** Start of Supplied records **
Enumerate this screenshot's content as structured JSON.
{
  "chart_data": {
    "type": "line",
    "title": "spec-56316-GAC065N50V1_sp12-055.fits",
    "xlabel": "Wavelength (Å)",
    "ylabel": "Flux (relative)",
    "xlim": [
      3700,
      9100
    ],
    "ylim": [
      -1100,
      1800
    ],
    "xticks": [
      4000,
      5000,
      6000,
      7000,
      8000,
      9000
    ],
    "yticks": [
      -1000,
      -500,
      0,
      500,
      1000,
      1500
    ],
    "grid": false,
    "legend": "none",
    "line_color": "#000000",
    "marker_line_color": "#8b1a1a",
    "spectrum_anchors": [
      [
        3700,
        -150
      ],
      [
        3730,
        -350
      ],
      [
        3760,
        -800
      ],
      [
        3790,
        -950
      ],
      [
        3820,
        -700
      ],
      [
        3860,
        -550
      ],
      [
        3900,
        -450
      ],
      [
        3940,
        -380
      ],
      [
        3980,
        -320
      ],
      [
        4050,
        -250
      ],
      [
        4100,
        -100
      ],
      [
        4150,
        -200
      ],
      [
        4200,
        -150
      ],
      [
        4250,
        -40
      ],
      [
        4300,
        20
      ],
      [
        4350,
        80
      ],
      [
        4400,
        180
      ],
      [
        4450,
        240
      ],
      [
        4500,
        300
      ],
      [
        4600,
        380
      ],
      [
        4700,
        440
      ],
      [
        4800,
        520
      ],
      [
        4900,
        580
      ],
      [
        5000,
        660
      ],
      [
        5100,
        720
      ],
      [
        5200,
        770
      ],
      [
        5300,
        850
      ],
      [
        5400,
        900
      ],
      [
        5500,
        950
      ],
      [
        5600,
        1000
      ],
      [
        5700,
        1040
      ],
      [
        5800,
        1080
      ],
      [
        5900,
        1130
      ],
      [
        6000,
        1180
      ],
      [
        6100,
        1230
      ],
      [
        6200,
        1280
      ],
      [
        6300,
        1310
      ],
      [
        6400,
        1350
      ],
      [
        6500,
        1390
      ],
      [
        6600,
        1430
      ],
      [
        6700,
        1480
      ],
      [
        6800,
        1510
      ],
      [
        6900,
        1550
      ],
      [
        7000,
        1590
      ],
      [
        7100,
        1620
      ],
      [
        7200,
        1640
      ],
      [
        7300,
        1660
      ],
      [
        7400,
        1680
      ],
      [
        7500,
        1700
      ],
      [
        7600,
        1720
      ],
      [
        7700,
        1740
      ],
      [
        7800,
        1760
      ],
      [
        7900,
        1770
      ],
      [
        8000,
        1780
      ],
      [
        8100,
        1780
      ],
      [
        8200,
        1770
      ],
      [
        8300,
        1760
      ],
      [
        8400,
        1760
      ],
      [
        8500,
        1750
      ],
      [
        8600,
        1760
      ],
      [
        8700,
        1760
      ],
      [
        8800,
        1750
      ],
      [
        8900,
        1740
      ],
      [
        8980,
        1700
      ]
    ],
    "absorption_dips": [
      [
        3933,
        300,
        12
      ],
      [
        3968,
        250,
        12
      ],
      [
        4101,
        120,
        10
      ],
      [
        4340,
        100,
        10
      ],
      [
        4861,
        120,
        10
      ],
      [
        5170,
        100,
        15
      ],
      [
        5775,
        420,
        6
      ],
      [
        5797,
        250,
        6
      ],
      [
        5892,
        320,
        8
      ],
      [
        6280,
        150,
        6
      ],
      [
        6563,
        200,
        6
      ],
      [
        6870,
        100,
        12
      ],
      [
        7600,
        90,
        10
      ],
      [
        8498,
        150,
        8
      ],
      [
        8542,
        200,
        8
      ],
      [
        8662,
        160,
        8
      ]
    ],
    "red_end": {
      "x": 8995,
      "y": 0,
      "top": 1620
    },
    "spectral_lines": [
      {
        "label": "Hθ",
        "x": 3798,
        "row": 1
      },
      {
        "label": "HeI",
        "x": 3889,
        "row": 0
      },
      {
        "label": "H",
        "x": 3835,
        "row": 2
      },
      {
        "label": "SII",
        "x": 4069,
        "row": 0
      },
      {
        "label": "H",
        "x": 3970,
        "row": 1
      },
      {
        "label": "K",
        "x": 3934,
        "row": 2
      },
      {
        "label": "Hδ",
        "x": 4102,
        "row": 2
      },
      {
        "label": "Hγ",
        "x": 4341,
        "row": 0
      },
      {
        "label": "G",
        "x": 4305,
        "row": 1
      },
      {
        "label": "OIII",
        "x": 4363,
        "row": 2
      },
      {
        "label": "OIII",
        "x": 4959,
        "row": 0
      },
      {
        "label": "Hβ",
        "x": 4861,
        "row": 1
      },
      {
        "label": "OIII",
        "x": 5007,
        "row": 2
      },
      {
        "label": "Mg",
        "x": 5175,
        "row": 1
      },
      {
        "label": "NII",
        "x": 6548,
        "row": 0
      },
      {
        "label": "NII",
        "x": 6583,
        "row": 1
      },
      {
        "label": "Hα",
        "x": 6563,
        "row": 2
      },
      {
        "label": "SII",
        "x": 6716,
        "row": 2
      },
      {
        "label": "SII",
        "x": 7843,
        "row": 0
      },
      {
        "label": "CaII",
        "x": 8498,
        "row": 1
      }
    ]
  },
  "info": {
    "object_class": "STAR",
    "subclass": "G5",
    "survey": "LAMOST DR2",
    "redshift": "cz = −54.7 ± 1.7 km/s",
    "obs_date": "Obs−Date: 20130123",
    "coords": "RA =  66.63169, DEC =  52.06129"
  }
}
** End of Supplied records **
→ **Task goal**
Copy down the material exactly as written.

→ **Answer below**
Enumerate this screenshot's content as structured JSON.
{
  "chart_data": {
    "type": "line",
    "title": "spec-56316-GAC065N50V1_sp12-055.fits",
    "xlabel": "Wavelength (Å)",
    "ylabel": "Flux (relative)",
    "xlim": [
      3700,
      9100
    ],
    "ylim": [
      -1100,
      1800
    ],
    "xticks": [
      4000,
      5000,
      6000,
      7000,
      8000,
      9000
    ],
    "yticks": [
      -1000,
      -500,
      0,
      500,
      1000,
      1500
    ],
    "grid": false,
    "legend": "none",
    "line_color": "#000000",
    "marker_line_color": "#8b1a1a",
    "spectrum_anchors": [
      [
        3700,
        -150
      ],
      [
        3730,
        -350
      ],
      [
        3760,
        -800
      ],
      [
        3790,
        -950
      ],
      [
        3820,
        -700
      ],
      [
        3860,
        -550
      ],
      [
        3900,
        -450
      ],
      [
        3940,
        -380
      ],
      [
        3980,
        -320
      ],
      [
        4050,
        -250
      ],
      [
        4100,
        -100
      ],
      [
        4150,
        -200
      ],
      [
        4200,
        -150
      ],
      [
        4250,
        -40
      ],
      [
        4300,
        20
      ],
      [
        4350,
        80
      ],
      [
        4400,
        180
      ],
      [
        4450,
        240
      ],
      [
        4500,
        300
      ],
      [
        4600,
        380
      ],
      [
        4700,
        440
      ],
      [
        4800,
        520
      ],
      [
        4900,
        580
      ],
      [
        5000,
        660
      ],
      [
        5100,
        720
      ],
      [
        5200,
        770
      ],
      [
        5300,
        850
      ],
      [
        5400,
        900
      ],
      [
        5500,
        950
      ],
      [
        5600,
        1000
      ],
      [
        5700,
        1040
      ],
      [
        5800,
        1080
      ],
      [
        5900,
        1130
      ],
      [
        6000,
        1180
      ],
      [
        6100,
        1230
      ],
      [
        6200,
        1280
      ],
      [
        6300,
        1310
      ],
      [
        6400,
        1350
      ],
      [
        6500,
        1390
      ],
      [
        6600,
        1430
      ],
      [
        6700,
        1480
      ],
      [
        6800,
        1510
      ],
      [
        6900,
        1550
      ],
      [
        7000,
        1590
      ],
      [
        7100,
        1620
      ],
      [
        7200,
        1640
      ],
      [
        7300,
        1660
      ],
      [
        7400,
        1680
      ],
      [
        7500,
        1700
      ],
      [
        7600,
        1720
      ],
      [
        7700,
        1740
      ],
      [
        7800,
        1760
      ],
      [
        7900,
        1770
      ],
      [
        8000,
        1780
      ],
      [
        8100,
        1780
      ],
      [
        8200,
        1770
      ],
      [
        8300,
        1760
      ],
      [
        8400,
        1760
      ],
      [
        8500,
        1750
      ],
      [
        8600,
        1760
      ],
      [
        8700,
        1760
      ],
      [
        8800,
        1750
      ],
      [
        8900,
        1740
      ],
      [
        8980,
        1700
      ]
    ],
    "absorption_dips": [
      [
        3933,
        300,
        12
      ],
      [
        3968,
        250,
        12
      ],
      [
        4101,
        120,
        10
      ],
      [
        4340,
        100,
        10
      ],
      [
        4861,
        120,
        10
      ],
      [
        5170,
        100,
        15
      ],
      [
        5775,
        420,
        6
      ],
      [
        5797,
        250,
        6
      ],
      [
        5892,
        320,
        8
      ],
      [
        6280,
        150,
        6
      ],
      [
        6563,
        200,
        6
      ],
      [
        6870,
        100,
        12
      ],
      [
        7600,
        90,
        10
      ],
      [
        8498,
        150,
        8
      ],
      [
        8542,
        200,
        8
      ],
      [
        8662,
        160,
        8
      ]
    ],
    "red_end": {
      "x": 8995,
      "y": 0,
      "top": 1620
    },
    "spectral_lines": [
      {
        "label": "Hθ",
        "x": 3798,
        "row": 1
      },
      {
        "label": "HeI",
        "x": 3889,
        "row": 0
      },
      {
        "label": "H",
        "x": 3835,
        "row": 2
      },
      {
        "label": "SII",
        "x": 4069,
        "row": 0
      },
      {
        "label": "H",
        "x": 3970,
        "row": 1
      },
      {
        "label": "K",
        "x": 3934,
        "row": 2
      },
      {
        "label": "Hδ",
        "x": 4102,
        "row": 2
      },
      {
        "label": "Hγ",
        "x": 4341,
        "row": 0
      },
      {
        "label": "G",
        "x": 4305,
        "row": 1
      },
      {
        "label": "OIII",
        "x": 4363,
        "row": 2
      },
      {
        "label": "OIII",
        "x": 4959,
        "row": 0
      },
      {
        "label": "Hβ",
        "x": 4861,
        "row": 1
      },
      {
        "label": "OIII",
        "x": 5007,
        "row": 2
      },
      {
        "label": "Mg",
        "x": 5175,
        "row": 1
      },
      {
        "label": "NII",
        "x": 6548,
        "row": 0
      },
      {
        "label": "NII",
        "x": 6583,
        "row": 1
      },
      {
        "label": "Hα",
        "x": 6563,
        "row": 2
      },
      {
        "label": "SII",
        "x": 6716,
        "row": 2
      },
      {
        "label": "SII",
        "x": 7843,
        "row": 0
      },
      {
        "label": "CaII",
        "x": 8498,
        "row": 1
      }
    ]
  },
  "info": {
    "object_class": "STAR",
    "subclass": "G5",
    "survey": "LAMOST DR2",
    "redshift": "cz = −54.7 ± 1.7 km/s",
    "obs_date": "Obs−Date: 20130123",
    "coords": "RA =  66.63169, DEC =  52.06129"
  }
}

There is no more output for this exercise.